### [SOURCE EXCERPT]
[BEGIN]

ROBERT ST JOHN: End-of-the-year dining list 2012

By Robert St. John

Every year for the past 12 years I have written an end-of-the-year column consisting of the favorite meals I have eaten throughout the previous year. The list is not about fine dining and upscale restaurants, exclusively. Some of the best meals I eat throughout the year are in people’s homes or in dive-bar restaurants I call “joints.”
2012 was an atypical year. The first two months were spent winding down an eating/writing excursion through 17 European countries. Later in the year, I returned to Tuscany for two weeks. As I sit here today looking back though the 2012 looking glass, the meals that made the greatest impressions on me are easy to remember:
10.) R&G Lounge Chinatown, San Francisco: The best Chinese restaurant I have ever visited. Period. The salt calamari was worth the red-eye flight home.
9.) Lunch at Antica Macelleria Cecchini, Ponzano, Italy: Dario Cecchini is legendary throughout the world. He works in his family butcher shop that has been in business for over 255 years, sings, dances, pours free grappa, and poses for photos with tourists. But behind the shtick he’s a man who knows his meat, and can operate an efficient, creative, and profitable restaurant operation.
8.) Mississippi Country Supper, Ann Ladner home, Sandy Hook, Miss.: My friend Jonathan invited several people to his grandmother’s home in the small community of Sandy Hook. What followed was a legendary feeding. Even in the annals of my culinary adventures, this one was memorable. The food was true, down-to-the-Marion-County-earth heritage cuisine. I ate five cathead biscuits that were slathered with butter and topped with homemade peach, strawberry, and fig preserves.

[END]

### [TASK TO CARRY OUT]
Repeat the entire text of the 2012 end-of-the-year dining list word for word.

### [RECORD EXCERPTS]

[BEGIN]

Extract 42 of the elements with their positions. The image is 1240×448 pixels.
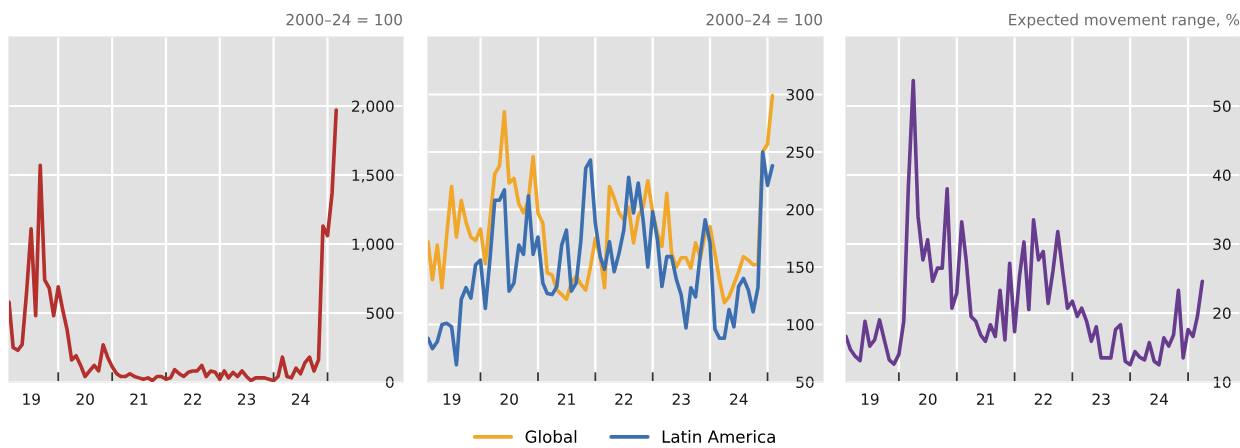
line-series [9,108,339,382]
x-tick-label: 21 [557,393,575,405]
line-series [428,150,775,367]
y-tick-label: 2,000 [352,100,394,114]
x-tick-label: 24 [1150,393,1168,405]
x-tick-label: 20 [76,393,94,405]
y-tick-label: 200 [786,203,814,216]
y-tick-label: 1,500 [352,169,394,183]
y-tick-label: 250 [786,146,814,159]
x-tick-label: 19 [861,393,879,405]
y-tick-label: 150 [787,261,814,274]
x-tick-label: 19 [443,393,461,405]
x-tick-label: 23 [672,393,690,405]
y-axis-title: 2000–24 = 100 [706,13,822,26]
line-series [846,78,1205,367]
y-tick-label: 50 [1213,100,1231,113]
y-tick-label: 20 [1213,307,1231,320]
y-tick-label: 500 [366,307,394,320]
y-axis-title: Expected movement range, % [1009,13,1240,29]
x-tick-label: 19 [23,393,40,405]
y-tick-label: 30 [1213,238,1231,251]
x-tick-label: 22 [184,393,201,405]
x-tick-label: 22 [1034,393,1052,405]
legend-label: Global [525,430,577,443]
x-tick-label: 21 [977,393,994,405]
x-tick-label: 20 [919,393,937,405]
y-tick-label: 50 [796,376,814,389]
legend-label: Latin America [662,430,775,443]
x-tick-label: 23 [238,393,256,405]
y-tick-label: 100 [787,318,814,331]
x-tick-label: 24 [730,393,748,405]
y-tick-label: 10 [1213,376,1231,389]
y-tick-label: 40 [1212,169,1231,182]
x-tick-label: 20 [500,393,518,405]
x-tick-label: 22 [615,393,633,405]
x-tick-label: 23 [1092,393,1110,405]
x-tick-label: 21 [130,393,148,405]
y-tick-label: 300 [786,88,814,101]
x-tick-label: 24 [291,393,310,405]
y-tick-label: 1,000 [352,238,394,252]
y-tick-label: 0 [385,376,394,389]
y-axis-title: 2000–24 = 100 [286,13,402,26]
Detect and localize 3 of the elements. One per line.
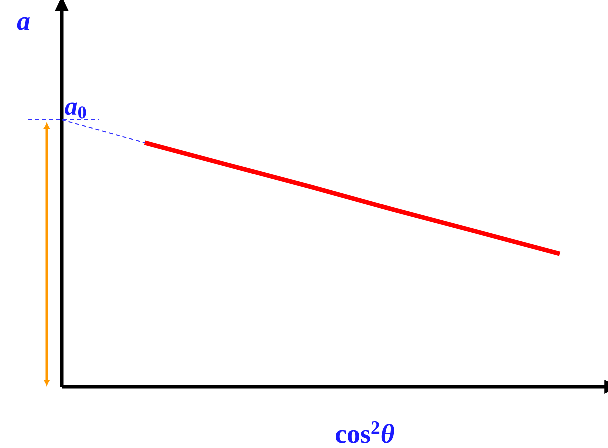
x-axis-title: cos$^{2}$θ [336,422,394,444]
annotation: a$_{0}$ [65,102,86,119]
y-axis-title: a [17,17,30,30]
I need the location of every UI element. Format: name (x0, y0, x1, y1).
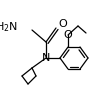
Text: O: O (64, 30, 72, 40)
Text: N: N (42, 53, 50, 63)
Text: H$_2$N: H$_2$N (0, 20, 18, 34)
Text: O: O (58, 19, 67, 29)
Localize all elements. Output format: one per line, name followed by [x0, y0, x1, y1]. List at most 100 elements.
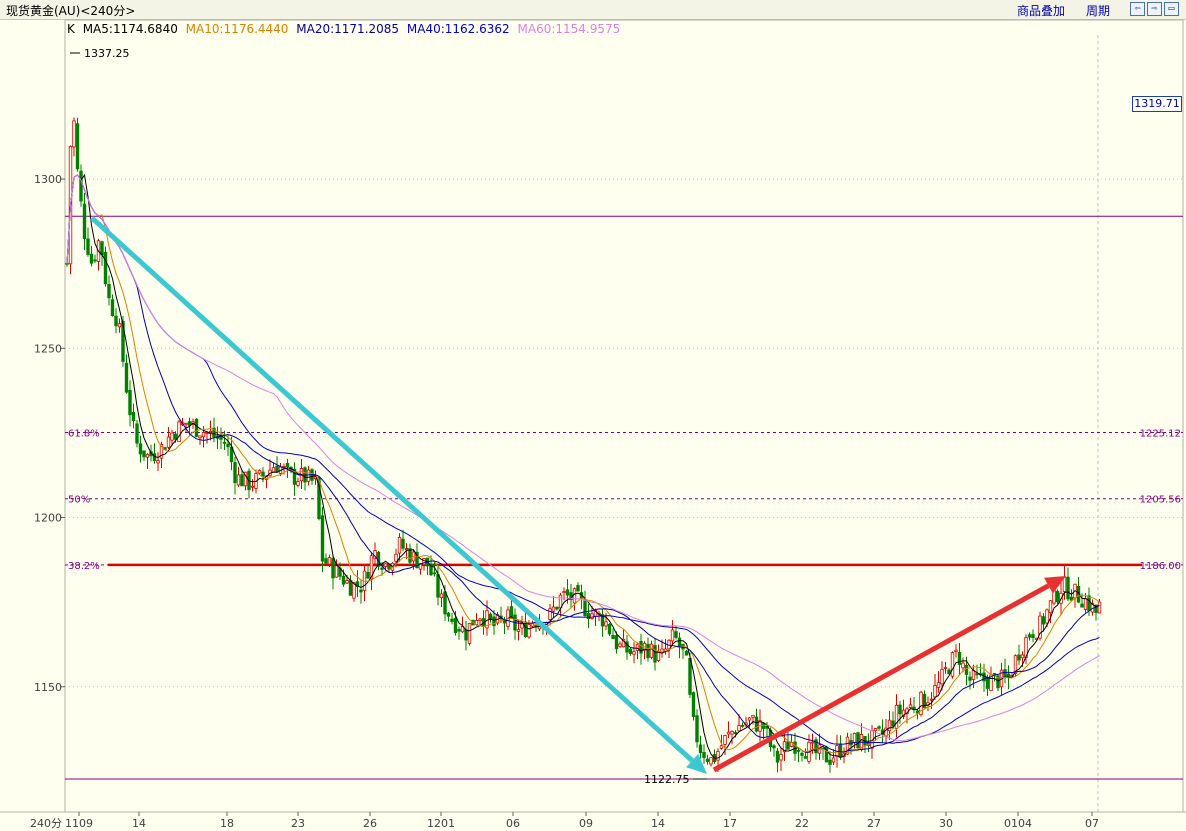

[END]

### [SOLUTION FOR THIS EXERCISE]
ROBERT ST JOHN: End-of-the-year dining list 2012

By Robert St. John

Every year for the past 12 years I have written an end-of-the-year column consisting of the favorite meals I have eaten throughout the previous year. The list is not about fine dining and upscale restaurants, exclusively. Some of the best meals I eat throughout the year are in people’s homes or in dive-bar restaurants I call “joints.”
2012 was an atypical year. The first two months were spent winding down an eating/writing excursion through 17 European countries. Later in the year, I returned to Tuscany for two weeks. As I sit here today looking back though the 2012 looking glass, the meals that made the greatest impressions on me are easy to remember:
10.) R&G Lounge Chinatown, San Francisco: The best Chinese restaurant I have ever visited. Period. The salt calamari was worth the red-eye flight home.
9.) Lunch at Antica Macelleria Cecchini, Ponzano, Italy: Dario Cecchini is legendary throughout the world. He works in his family butcher shop that has been in business for over 255 years, sings, dances, pours free grappa, and poses for photos with tourists. But behind the shtick he’s a man who knows his meat, and can operate an efficient, creative, and profitable restaurant operation.
8.) Mississippi Country Supper, Ann Ladner home, Sandy Hook, Miss.: My friend Jonathan invited several people to his grandmother’s home in the small community of Sandy Hook. What followed was a legendary feeding. Even in the annals of my culinary adventures, this one was memorable. The food was true, down-to-the-Marion-County-earth heritage cuisine. I ate five cathead biscuits that were slathered with butter and topped with homemade peach, strawberry, and fig preserves.